* GOAL OF THE EXERCISE
Extract each line of the records below that contains the word "Calcium".

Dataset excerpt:
↓

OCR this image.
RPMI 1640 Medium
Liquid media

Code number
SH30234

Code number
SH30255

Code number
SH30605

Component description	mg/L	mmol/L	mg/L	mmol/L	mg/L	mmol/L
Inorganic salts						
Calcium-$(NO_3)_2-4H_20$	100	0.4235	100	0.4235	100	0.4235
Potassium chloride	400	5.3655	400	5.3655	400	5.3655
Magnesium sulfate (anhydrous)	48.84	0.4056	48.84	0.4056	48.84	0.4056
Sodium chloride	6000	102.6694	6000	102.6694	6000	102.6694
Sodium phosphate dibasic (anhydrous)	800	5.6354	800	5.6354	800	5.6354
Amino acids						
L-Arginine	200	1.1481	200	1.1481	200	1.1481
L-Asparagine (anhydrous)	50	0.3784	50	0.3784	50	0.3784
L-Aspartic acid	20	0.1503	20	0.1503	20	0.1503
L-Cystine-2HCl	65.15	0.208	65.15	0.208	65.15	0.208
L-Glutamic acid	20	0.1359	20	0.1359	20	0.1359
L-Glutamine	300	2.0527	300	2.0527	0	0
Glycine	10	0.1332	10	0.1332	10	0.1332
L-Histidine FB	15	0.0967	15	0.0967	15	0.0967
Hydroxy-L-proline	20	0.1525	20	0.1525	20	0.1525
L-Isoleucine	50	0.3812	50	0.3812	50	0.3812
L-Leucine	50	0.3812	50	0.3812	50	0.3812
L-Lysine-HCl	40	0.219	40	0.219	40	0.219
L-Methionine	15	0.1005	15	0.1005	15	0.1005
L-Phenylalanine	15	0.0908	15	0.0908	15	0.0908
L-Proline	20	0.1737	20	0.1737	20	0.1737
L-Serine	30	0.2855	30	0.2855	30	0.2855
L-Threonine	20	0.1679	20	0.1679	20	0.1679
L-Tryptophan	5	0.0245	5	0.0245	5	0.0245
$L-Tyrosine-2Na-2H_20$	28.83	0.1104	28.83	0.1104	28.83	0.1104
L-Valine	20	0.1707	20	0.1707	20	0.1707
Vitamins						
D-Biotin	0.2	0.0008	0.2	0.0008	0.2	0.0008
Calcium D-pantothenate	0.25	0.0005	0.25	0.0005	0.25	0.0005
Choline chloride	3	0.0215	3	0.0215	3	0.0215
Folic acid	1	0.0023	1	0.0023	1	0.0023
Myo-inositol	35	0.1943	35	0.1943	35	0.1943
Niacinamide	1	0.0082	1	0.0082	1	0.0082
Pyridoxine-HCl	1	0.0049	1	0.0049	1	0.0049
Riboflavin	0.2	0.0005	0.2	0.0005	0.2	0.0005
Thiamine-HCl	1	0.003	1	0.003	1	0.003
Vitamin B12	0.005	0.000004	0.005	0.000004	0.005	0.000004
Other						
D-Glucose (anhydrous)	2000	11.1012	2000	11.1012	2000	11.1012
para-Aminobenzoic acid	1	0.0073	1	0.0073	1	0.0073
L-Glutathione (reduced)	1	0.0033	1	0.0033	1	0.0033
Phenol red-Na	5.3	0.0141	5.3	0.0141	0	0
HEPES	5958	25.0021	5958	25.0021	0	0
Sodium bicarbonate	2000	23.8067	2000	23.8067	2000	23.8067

↑

* THE RESULT
Calcium-$(NO_3)_2-4H_20$	100	0.4235	100	0.4235	100	0.4235
Calcium D-pantothenate	0.25	0.0005	0.25	0.0005	0.25	0.0005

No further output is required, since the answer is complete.